▶ **SET OF TASKS**:
1) Decide whether each statement below agrees with the passage on feeding pasture lambs. Answer yes or no for each, and quote the deciding words of the passage.
(a) The lambs had been given minerals out of three six-foot feed troughs.
(b) Under the contract, the lambs are grass finished.
(c) The minerals were stopped because of time constraints.
2) Summarize the passage on feeding pasture lambs in two sentences.
3) Answer these questions from the passage on feeding pasture lambs:
(a) How many lambs does the weekly slaughter schedule include?
(b) Which mineral product had the lambs been fed?
(c) How much grain per day do the lambs receive, and for how long, before slaughter?

▶ **EXTRACT PROVIDED**:
☆ ☆ ☆ ☆ ☆

While I was looking over the group trying to pick out #85, my eyes landed on the few that I feel like are going backwards, and I asked myself a little exasperatedly, “Why are these sheep tanking?!” and then it hit me –  minerals. It was probably the minerals! All along I have been feeding the lambs minerals (Fertrell Graziers Choice) out of three six foot long feed troughs because that is what I had handy. However, I am raising these lambs on a contract that includes a weekly slaughter schedule of eight to ten lambs, and about three weeks ago, I decided that the bottom half of the pasture lambs were not growing fast enough for me to be able to meet that schedule. At the rate they were growing it seemed there would be a week or two gap in getting the lambs to slaughter weight. So, wanting to stay on schedule, I put all of the pasture lambs on grain (per the contract, these lambs are grain finished) to get them growing faster in an effort to close the gap, which is working (Ordinarily, I pull eight to ten of the pasture lambs into the finishing pen every week after I take a group to slaughter, in order to keep a month’s worth of lambs in the finishing pen. That way all of the lambs will have received one to two pounds of grain per day for a month before being taken to slaughter.). However, in order to put them on grain, I needed to use the six foot troughs as grain feeders. Because of time constraints I stopped feeding the minerals (if I had more time I could hang around and give the lambs minerals after they finished their grain). Now, three weeks later, some of the lambs are starting to tank, which, knowing absolutely nothing about the metabolism of minerals, I guess is about the right amount of time for the body to use up the minerals and micronutrients contained in the mineral mix and start suffering from a deficiency of one or more of them.

☆ ☆ ☆ ☆ ☆

(Element and region data)

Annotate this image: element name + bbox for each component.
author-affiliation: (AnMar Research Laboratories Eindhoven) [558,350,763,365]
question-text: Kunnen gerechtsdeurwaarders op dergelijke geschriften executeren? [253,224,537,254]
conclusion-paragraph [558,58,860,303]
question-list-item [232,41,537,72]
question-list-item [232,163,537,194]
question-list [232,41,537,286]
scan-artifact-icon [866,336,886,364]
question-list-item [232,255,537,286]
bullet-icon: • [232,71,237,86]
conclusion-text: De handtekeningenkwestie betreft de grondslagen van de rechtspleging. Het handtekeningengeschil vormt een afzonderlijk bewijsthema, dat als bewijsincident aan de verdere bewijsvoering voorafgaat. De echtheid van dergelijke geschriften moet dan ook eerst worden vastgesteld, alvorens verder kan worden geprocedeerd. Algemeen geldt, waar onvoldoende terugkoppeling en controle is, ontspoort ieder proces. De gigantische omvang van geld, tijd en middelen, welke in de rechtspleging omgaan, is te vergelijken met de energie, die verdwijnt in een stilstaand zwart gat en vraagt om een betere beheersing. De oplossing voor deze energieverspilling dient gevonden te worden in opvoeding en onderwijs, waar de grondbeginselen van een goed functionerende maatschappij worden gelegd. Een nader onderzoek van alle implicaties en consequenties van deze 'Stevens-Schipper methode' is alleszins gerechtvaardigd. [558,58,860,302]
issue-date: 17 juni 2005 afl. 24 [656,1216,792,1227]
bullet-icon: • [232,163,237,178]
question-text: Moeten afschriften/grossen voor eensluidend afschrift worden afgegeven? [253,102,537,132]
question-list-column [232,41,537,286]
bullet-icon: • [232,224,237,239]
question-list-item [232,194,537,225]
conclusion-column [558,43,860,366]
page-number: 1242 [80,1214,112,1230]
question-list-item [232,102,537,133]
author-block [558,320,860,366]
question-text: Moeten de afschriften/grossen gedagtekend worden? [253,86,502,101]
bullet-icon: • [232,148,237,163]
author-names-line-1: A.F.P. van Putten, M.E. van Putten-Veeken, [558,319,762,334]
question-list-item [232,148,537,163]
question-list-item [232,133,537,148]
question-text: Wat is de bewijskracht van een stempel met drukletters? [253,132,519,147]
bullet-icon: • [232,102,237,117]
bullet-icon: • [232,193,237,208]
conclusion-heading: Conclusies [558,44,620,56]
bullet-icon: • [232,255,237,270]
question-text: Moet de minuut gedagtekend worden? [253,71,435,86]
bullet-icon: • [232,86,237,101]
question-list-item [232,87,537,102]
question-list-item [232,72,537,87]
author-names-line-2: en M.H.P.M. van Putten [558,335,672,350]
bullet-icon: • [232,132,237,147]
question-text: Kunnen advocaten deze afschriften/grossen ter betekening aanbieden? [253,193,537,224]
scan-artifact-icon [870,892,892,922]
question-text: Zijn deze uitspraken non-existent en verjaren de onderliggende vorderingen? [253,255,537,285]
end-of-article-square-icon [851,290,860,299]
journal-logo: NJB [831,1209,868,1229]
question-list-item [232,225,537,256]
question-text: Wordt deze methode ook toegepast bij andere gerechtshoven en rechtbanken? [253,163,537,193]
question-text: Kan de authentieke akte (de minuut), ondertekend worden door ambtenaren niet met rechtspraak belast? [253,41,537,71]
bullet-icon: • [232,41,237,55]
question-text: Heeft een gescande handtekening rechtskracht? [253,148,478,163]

☆ ☆ ☆ ☆ ☆

▶ **FINAL ANSWERS**:
1)
(a) Yes: "out of three six foot long feed troughs"
(b) No: "per the contract, these lambs are grain finished"
(c) Yes: "Because of time constraints I stopped feeding the minerals"

2) The writer had been feeding the lambs minerals from three six-foot troughs. To keep to a contract's weekly slaughter schedule, the writer then put all the pasture lambs on grain in those troughs and stopped the minerals for lack of time, and three weeks later some lambs are starting to tank, which the writer attributes to a likely mineral deficiency.

3)
(a) Eight to ten lambs.
(b) Fertrell Graziers Choice.
(c) One to two pounds per day for a month.